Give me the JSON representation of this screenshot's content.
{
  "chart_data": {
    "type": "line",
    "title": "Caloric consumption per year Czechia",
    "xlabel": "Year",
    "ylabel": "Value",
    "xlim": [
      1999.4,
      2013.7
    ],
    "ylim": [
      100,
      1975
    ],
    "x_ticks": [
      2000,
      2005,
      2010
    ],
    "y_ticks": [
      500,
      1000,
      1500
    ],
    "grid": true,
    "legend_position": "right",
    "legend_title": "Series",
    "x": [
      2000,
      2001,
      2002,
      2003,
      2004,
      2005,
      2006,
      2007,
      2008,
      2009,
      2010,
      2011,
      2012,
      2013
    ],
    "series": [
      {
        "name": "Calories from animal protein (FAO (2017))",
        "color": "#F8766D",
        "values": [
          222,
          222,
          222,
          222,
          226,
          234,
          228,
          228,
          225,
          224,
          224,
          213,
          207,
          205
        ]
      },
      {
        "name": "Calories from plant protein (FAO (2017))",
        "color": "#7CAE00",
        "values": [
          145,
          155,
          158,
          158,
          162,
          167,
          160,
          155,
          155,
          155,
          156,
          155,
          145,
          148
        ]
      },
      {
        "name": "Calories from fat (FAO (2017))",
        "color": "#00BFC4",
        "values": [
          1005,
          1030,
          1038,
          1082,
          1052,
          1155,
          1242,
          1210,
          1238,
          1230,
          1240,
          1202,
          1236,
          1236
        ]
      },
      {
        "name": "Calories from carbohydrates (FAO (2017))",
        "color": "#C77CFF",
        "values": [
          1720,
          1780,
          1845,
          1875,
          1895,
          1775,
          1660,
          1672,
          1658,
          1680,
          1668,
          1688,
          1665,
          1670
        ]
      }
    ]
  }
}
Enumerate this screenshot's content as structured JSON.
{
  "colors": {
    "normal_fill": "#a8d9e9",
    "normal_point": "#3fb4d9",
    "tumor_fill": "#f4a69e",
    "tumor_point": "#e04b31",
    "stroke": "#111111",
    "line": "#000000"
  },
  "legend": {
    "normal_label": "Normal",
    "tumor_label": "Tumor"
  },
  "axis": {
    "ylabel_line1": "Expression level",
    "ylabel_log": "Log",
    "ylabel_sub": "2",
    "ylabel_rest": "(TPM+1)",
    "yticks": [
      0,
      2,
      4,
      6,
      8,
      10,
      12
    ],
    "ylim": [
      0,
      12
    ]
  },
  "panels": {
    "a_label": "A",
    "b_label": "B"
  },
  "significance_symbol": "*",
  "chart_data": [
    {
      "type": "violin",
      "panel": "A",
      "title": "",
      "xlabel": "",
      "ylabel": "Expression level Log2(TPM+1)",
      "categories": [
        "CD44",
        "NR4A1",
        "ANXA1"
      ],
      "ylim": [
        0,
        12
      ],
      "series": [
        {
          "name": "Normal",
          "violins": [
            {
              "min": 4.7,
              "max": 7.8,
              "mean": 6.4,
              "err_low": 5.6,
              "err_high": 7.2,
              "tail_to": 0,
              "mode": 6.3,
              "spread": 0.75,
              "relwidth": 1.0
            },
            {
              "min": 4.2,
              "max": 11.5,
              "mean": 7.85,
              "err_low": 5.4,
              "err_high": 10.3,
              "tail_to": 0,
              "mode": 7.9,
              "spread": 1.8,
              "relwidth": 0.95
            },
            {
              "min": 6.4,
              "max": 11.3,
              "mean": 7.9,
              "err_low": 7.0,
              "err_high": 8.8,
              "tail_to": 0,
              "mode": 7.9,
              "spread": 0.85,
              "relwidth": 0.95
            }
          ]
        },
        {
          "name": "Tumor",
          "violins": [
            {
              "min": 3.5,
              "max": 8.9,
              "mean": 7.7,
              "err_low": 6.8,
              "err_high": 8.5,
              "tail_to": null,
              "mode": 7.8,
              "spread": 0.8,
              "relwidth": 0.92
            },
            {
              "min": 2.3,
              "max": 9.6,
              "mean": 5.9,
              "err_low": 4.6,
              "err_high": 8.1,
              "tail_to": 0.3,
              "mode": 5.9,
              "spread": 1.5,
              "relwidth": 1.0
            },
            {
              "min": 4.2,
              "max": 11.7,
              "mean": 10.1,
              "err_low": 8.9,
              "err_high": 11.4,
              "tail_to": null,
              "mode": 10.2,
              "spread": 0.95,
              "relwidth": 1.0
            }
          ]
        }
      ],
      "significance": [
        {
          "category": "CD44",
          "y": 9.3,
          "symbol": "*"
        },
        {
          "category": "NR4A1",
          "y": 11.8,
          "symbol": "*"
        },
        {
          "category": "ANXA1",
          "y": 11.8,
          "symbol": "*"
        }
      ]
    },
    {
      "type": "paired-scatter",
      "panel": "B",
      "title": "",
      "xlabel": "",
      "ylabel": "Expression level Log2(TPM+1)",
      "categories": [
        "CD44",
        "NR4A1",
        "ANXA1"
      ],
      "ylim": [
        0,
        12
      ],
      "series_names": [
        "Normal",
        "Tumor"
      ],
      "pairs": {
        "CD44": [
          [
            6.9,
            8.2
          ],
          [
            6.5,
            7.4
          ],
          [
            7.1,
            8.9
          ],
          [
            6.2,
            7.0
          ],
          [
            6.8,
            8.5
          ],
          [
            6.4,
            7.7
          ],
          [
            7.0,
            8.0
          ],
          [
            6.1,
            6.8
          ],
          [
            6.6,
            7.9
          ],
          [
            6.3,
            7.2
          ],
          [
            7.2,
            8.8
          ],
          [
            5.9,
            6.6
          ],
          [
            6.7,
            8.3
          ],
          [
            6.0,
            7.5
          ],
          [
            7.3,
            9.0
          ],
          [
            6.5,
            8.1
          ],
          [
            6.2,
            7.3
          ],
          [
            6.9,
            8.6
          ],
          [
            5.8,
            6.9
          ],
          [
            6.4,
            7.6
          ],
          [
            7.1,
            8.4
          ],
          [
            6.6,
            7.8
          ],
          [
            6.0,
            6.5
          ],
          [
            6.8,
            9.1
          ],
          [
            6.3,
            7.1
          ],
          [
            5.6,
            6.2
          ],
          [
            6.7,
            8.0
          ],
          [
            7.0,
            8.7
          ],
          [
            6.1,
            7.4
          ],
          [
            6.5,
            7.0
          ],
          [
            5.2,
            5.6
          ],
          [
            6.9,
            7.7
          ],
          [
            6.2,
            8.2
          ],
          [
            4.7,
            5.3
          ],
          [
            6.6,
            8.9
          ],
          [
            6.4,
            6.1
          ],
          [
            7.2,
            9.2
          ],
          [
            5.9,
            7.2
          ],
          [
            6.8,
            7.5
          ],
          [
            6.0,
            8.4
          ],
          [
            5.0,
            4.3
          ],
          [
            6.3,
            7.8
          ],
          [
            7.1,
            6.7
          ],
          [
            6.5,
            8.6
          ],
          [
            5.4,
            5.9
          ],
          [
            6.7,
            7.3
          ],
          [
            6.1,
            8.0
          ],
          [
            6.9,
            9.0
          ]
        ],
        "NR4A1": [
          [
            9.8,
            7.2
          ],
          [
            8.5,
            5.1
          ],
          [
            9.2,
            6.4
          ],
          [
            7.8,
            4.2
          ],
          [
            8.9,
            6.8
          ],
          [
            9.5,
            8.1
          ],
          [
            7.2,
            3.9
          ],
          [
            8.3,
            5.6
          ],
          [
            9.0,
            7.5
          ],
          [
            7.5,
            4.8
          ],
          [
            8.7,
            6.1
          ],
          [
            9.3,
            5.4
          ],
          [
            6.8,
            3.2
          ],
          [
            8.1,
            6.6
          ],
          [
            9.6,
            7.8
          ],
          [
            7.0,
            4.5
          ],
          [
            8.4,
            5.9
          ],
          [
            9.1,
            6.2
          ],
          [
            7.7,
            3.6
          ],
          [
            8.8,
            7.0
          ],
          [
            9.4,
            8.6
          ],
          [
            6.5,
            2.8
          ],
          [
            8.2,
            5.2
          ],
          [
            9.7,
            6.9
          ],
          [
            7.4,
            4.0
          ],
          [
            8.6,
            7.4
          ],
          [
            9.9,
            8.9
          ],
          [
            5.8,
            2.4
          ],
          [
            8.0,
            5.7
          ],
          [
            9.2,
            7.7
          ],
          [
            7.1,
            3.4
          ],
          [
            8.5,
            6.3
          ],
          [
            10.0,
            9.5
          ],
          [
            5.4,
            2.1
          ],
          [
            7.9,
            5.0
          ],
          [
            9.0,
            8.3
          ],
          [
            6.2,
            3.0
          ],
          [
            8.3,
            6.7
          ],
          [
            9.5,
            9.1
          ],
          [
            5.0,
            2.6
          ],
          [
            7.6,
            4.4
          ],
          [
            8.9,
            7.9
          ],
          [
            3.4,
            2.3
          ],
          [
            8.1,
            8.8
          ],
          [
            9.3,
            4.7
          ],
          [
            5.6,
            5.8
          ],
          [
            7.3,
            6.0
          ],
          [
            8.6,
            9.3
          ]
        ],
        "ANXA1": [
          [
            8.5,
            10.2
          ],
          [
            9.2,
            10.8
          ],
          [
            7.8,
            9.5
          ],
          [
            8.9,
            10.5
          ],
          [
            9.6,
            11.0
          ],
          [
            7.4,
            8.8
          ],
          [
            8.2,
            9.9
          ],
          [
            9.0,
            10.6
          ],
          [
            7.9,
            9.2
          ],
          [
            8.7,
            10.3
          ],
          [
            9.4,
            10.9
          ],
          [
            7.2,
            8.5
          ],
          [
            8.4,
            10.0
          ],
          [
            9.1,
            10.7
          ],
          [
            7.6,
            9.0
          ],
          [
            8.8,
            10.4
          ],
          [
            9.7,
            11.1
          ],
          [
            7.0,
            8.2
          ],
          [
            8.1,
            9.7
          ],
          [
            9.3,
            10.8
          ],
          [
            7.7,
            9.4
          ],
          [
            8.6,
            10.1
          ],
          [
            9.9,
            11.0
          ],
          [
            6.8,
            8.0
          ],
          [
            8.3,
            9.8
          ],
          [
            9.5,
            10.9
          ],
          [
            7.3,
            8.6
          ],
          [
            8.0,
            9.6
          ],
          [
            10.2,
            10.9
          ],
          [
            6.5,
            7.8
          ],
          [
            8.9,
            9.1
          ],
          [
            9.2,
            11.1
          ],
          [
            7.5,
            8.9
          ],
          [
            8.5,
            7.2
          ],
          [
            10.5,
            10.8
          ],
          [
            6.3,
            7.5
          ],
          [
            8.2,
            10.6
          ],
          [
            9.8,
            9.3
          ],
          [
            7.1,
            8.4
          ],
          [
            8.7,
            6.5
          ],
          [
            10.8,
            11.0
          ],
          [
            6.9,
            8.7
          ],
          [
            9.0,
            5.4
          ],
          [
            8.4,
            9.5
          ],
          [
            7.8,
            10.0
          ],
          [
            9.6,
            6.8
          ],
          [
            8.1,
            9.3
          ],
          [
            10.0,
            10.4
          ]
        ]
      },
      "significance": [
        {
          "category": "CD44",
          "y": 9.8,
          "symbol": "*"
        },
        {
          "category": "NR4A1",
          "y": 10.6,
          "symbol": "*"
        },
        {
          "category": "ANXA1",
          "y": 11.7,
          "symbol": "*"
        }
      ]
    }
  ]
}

##############################

What is needed is every line of the records that contains the word "Calories".

        "name": "Calories from animal protein (FAO (2017))",
        "name": "Calories from plant protein (FAO (2017))",
        "name": "Calories from fat (FAO (2017))",
        "name": "Calories from carbohydrates (FAO (2017))",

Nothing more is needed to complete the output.